● Data supplied:
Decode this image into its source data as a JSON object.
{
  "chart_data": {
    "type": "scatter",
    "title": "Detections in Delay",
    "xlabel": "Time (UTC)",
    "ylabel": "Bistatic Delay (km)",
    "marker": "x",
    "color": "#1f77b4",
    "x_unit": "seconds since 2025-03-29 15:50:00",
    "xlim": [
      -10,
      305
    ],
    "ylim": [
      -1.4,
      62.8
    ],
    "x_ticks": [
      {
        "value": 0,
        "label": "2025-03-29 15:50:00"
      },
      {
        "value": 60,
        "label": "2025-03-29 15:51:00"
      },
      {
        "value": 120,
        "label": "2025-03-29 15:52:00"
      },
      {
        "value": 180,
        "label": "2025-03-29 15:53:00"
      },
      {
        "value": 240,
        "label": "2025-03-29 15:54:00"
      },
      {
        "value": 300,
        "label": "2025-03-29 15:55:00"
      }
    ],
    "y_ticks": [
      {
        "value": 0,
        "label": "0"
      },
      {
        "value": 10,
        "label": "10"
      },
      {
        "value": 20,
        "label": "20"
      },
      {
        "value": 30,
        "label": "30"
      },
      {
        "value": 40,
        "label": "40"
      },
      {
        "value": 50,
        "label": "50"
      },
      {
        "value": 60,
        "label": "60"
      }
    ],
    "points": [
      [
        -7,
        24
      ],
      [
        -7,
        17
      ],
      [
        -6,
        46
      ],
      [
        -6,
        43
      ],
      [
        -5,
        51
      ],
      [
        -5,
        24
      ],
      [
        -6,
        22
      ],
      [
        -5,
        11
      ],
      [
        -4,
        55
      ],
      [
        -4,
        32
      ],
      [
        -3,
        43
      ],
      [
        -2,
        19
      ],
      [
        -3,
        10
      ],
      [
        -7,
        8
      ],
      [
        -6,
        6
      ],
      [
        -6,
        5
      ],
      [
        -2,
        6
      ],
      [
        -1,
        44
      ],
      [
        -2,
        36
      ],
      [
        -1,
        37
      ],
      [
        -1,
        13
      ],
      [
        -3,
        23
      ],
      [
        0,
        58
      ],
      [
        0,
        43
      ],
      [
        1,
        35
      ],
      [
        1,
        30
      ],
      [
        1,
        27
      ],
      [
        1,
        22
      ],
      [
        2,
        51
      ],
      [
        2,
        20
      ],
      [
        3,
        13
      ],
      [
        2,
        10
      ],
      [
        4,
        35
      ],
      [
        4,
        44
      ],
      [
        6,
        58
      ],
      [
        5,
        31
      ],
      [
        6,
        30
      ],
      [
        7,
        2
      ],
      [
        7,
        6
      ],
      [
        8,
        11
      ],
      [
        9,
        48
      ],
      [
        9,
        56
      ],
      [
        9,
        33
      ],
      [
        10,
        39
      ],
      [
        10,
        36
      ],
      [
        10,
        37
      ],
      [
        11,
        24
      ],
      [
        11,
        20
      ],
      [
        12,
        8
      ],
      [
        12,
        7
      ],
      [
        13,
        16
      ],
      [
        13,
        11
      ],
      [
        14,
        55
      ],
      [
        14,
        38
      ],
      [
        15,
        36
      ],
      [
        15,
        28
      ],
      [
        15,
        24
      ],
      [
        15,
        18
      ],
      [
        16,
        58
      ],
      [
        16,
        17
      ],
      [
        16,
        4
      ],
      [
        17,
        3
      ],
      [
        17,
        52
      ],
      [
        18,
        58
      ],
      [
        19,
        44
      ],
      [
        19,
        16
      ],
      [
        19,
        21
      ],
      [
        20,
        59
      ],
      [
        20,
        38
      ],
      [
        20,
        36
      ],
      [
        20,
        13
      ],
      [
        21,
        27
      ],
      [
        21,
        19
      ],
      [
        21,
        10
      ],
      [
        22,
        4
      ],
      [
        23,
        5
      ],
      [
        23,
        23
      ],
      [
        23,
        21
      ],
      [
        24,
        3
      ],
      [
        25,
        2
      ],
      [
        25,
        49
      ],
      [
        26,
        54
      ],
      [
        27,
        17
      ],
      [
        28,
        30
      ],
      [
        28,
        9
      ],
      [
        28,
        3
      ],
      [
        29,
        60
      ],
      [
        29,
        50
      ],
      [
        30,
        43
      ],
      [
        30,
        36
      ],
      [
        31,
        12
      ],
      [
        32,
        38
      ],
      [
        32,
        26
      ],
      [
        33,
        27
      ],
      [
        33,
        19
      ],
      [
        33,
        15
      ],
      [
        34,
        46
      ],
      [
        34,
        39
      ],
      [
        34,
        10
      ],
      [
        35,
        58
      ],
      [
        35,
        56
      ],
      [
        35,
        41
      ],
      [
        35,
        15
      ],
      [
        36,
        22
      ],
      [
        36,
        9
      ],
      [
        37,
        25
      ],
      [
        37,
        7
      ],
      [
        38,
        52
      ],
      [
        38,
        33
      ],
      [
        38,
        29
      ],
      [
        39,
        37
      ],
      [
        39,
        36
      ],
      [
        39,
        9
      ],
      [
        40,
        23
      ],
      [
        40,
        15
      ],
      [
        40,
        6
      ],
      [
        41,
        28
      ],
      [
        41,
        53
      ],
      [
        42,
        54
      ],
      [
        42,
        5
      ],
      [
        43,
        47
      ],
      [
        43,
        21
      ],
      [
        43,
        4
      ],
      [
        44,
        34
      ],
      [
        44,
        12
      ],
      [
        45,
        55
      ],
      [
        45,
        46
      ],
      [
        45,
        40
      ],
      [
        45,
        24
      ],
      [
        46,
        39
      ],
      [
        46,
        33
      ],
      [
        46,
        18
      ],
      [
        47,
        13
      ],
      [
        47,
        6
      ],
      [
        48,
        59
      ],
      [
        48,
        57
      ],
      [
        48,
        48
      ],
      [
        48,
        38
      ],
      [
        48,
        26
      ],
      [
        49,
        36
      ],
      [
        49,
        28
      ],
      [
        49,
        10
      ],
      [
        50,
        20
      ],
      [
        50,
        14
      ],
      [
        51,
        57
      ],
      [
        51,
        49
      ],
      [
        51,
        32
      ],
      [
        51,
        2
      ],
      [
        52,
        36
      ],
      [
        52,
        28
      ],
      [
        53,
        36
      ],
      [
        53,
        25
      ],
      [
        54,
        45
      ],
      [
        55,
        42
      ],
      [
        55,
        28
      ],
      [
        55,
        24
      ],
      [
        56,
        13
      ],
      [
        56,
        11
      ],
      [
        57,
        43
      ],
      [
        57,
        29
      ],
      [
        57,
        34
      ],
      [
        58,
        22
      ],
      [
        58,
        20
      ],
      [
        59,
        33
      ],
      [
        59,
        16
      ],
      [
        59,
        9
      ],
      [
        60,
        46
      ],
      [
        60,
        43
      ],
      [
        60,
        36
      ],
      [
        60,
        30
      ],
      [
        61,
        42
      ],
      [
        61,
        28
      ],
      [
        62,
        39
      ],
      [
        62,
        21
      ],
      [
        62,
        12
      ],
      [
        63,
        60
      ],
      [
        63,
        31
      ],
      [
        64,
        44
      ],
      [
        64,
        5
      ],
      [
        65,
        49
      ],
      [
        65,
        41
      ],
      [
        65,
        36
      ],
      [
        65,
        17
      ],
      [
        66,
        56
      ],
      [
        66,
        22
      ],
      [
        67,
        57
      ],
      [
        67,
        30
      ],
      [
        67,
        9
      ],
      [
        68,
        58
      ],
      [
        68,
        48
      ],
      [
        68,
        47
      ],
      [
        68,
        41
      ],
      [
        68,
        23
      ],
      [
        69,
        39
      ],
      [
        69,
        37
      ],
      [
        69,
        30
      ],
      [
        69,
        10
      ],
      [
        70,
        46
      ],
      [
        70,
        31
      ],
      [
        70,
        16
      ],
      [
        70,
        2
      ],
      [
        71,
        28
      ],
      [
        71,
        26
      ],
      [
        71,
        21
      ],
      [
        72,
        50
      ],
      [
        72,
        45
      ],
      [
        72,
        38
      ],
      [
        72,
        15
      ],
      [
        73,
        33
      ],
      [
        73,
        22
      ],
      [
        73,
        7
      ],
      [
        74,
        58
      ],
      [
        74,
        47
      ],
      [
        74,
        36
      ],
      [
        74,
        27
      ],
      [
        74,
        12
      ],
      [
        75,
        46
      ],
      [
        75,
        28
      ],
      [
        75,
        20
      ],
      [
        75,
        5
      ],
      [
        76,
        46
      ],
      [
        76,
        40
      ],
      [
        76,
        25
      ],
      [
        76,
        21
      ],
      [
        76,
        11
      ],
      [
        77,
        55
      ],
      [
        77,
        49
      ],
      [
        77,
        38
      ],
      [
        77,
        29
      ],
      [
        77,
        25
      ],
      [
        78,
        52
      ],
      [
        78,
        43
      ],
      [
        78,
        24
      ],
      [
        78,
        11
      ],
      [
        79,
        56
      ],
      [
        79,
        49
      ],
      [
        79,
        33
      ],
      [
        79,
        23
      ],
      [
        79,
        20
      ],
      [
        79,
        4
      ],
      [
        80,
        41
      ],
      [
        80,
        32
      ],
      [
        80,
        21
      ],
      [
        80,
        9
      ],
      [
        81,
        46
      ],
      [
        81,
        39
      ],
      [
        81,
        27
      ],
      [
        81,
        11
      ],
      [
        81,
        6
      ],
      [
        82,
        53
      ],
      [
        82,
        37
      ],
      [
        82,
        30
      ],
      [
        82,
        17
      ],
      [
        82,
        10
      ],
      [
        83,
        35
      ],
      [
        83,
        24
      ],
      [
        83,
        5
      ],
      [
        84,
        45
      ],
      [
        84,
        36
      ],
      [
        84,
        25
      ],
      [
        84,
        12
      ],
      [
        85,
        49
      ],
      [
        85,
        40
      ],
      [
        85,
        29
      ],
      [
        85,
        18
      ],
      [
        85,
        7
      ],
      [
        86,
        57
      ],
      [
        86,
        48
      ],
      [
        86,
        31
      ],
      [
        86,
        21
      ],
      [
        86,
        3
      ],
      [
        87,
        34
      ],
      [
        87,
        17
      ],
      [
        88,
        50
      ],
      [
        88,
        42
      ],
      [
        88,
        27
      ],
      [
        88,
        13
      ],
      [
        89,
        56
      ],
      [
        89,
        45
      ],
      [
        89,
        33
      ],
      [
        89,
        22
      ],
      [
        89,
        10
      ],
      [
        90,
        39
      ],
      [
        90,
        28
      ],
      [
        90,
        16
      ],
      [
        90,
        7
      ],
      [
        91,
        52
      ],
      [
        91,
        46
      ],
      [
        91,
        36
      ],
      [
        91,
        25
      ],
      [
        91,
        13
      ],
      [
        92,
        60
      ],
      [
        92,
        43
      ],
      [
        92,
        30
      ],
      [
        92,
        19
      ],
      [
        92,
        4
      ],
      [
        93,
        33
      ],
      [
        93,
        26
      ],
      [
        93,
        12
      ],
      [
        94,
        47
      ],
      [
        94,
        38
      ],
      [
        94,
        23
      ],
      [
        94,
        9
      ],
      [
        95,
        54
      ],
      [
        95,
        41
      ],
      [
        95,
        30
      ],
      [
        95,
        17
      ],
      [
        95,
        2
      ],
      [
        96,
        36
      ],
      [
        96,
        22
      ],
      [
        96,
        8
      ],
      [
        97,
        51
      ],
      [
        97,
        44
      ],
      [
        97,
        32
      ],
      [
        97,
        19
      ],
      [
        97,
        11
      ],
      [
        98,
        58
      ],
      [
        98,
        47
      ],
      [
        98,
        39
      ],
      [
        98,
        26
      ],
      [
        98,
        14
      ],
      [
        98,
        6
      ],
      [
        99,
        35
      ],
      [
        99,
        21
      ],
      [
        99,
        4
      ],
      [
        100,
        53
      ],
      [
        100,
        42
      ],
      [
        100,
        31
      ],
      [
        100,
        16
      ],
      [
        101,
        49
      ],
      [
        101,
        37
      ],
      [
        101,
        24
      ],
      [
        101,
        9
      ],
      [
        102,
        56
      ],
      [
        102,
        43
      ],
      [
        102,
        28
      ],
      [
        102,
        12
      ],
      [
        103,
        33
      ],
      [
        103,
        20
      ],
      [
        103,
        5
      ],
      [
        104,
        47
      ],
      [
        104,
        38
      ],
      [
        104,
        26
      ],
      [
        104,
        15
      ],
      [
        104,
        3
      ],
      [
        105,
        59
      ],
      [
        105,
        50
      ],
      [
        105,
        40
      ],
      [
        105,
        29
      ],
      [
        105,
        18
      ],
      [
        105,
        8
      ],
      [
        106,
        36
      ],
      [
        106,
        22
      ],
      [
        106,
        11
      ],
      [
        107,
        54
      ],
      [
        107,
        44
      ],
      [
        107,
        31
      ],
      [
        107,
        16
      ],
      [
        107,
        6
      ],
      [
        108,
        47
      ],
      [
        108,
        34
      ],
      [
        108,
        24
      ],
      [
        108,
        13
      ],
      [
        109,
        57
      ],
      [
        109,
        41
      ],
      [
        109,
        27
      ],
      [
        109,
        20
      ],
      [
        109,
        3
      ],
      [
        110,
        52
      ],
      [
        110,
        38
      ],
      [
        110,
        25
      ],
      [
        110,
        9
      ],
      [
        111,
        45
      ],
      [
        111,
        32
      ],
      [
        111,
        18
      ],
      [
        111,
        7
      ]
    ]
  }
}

● Exercise brief:
Check each line of the records for "Delay" and copy the ones that contain it.

● Expected output:
    "title": "Detections in Delay",
    "ylabel": "Bistatic Delay (km)",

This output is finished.